Rewrite the listing below, changing every "rate category" to "tariff category" and leaving everything else the same.

- PROVIDED RECORDS
-=-=-=-=-

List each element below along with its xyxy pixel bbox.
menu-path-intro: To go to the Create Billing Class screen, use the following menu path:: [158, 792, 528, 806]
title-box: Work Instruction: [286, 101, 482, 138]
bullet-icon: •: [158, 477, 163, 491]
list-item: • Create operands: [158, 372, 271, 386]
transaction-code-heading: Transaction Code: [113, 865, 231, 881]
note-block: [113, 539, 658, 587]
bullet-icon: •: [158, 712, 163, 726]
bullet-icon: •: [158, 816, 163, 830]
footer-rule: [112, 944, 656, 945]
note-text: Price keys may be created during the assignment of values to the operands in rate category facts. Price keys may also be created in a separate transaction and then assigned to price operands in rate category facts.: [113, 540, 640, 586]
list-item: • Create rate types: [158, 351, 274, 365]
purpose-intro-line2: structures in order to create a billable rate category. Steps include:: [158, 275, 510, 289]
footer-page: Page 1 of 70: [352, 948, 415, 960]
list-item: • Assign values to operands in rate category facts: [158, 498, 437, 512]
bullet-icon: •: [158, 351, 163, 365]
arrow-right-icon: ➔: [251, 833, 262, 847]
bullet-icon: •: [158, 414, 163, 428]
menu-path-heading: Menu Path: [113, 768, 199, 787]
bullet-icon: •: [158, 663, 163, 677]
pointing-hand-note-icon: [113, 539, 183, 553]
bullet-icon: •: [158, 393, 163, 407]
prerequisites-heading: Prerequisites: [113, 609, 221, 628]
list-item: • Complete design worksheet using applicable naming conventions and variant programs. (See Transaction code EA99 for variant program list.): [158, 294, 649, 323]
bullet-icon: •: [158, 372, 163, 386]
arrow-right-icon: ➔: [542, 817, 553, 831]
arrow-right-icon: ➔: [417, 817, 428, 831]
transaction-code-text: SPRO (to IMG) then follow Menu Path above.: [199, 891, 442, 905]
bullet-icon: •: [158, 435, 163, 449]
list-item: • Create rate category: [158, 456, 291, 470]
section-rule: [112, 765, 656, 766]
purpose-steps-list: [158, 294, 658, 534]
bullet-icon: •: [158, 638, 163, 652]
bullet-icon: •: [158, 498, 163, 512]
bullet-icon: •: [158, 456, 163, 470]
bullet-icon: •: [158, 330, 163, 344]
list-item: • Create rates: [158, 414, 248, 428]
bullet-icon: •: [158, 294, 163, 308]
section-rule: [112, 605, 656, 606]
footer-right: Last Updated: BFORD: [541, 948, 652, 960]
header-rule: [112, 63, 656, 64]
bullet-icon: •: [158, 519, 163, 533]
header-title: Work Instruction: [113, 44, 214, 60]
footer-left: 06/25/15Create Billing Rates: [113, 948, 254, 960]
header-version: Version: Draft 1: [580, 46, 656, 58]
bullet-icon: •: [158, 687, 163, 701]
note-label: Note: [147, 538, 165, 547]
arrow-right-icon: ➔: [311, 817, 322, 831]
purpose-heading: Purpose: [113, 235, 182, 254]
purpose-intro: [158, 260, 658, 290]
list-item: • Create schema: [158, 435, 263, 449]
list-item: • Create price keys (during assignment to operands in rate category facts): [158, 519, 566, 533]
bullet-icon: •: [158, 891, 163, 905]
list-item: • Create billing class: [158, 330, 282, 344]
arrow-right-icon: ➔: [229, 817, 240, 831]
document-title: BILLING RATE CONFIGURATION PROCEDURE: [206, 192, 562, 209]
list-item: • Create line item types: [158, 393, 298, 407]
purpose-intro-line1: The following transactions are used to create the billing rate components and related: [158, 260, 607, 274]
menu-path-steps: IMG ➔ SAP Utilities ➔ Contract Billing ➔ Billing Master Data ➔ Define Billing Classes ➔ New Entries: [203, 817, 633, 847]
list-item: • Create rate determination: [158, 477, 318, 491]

-=-=-=-=-

- RESULT OF THIS TASK
List each element below along with its xyxy pixel bbox.
menu-path-intro: To go to the Create Billing Class screen, use the following menu path:: [158, 792, 528, 806]
title-box: Work Instruction: [286, 101, 482, 138]
bullet-icon: •: [158, 477, 163, 491]
list-item: • Create operands: [158, 372, 271, 386]
transaction-code-heading: Transaction Code: [113, 865, 231, 881]
note-block: [113, 539, 658, 587]
bullet-icon: •: [158, 712, 163, 726]
bullet-icon: •: [158, 816, 163, 830]
footer-rule: [112, 944, 656, 945]
note-text: Price keys may be created during the assignment of values to the operands in tariff category facts. Price keys may also be created in a separate transaction and then assigned to price operands in tariff category facts.: [113, 540, 640, 586]
list-item: • Create rate types: [158, 351, 274, 365]
purpose-intro-line2: structures in order to create a billable tariff category. Steps include:: [158, 275, 510, 289]
footer-page: Page 1 of 70: [352, 948, 415, 960]
list-item: • Assign values to operands in tariff category facts: [158, 498, 437, 512]
bullet-icon: •: [158, 351, 163, 365]
arrow-right-icon: ➔: [251, 833, 262, 847]
bullet-icon: •: [158, 414, 163, 428]
menu-path-heading: Menu Path: [113, 768, 199, 787]
bullet-icon: •: [158, 663, 163, 677]
pointing-hand-note-icon: [113, 539, 183, 553]
bullet-icon: •: [158, 393, 163, 407]
prerequisites-heading: Prerequisites: [113, 609, 221, 628]
list-item: • Complete design worksheet using applicable naming conventions and variant programs. (See Transaction code EA99 for variant program list.): [158, 294, 649, 323]
bullet-icon: •: [158, 372, 163, 386]
arrow-right-icon: ➔: [542, 817, 553, 831]
arrow-right-icon: ➔: [417, 817, 428, 831]
transaction-code-text: SPRO (to IMG) then follow Menu Path above.: [199, 891, 442, 905]
bullet-icon: •: [158, 435, 163, 449]
list-item: • Create tariff category: [158, 456, 291, 470]
section-rule: [112, 765, 656, 766]
purpose-steps-list: [158, 294, 658, 534]
bullet-icon: •: [158, 638, 163, 652]
bullet-icon: •: [158, 498, 163, 512]
bullet-icon: •: [158, 456, 163, 470]
bullet-icon: •: [158, 330, 163, 344]
list-item: • Create rates: [158, 414, 248, 428]
bullet-icon: •: [158, 294, 163, 308]
section-rule: [112, 605, 656, 606]
footer-right: Last Updated: BFORD: [541, 948, 652, 960]
header-rule: [112, 63, 656, 64]
bullet-icon: •: [158, 519, 163, 533]
header-title: Work Instruction: [113, 44, 214, 60]
footer-left: 06/25/15Create Billing Rates: [113, 948, 254, 960]
header-version: Version: Draft 1: [580, 46, 656, 58]
bullet-icon: •: [158, 687, 163, 701]
note-label: Note: [147, 538, 165, 547]
arrow-right-icon: ➔: [311, 817, 322, 831]
purpose-heading: Purpose: [113, 235, 182, 254]
purpose-intro: [158, 260, 658, 290]
list-item: • Create schema: [158, 435, 263, 449]
list-item: • Create price keys (during assignment to operands in tariff category facts): [158, 519, 566, 533]
bullet-icon: •: [158, 891, 163, 905]
list-item: • Create billing class: [158, 330, 282, 344]
arrow-right-icon: ➔: [229, 817, 240, 831]
document-title: BILLING RATE CONFIGURATION PROCEDURE: [206, 192, 562, 209]
list-item: • Create line item types: [158, 393, 298, 407]
purpose-intro-line1: The following transactions are used to create the billing rate components and related: [158, 260, 607, 274]
menu-path-steps: IMG ➔ SAP Utilities ➔ Contract Billing ➔ Billing Master Data ➔ Define Billing Classes ➔ New Entries: [203, 817, 633, 847]
list-item: • Create rate determination: [158, 477, 318, 491]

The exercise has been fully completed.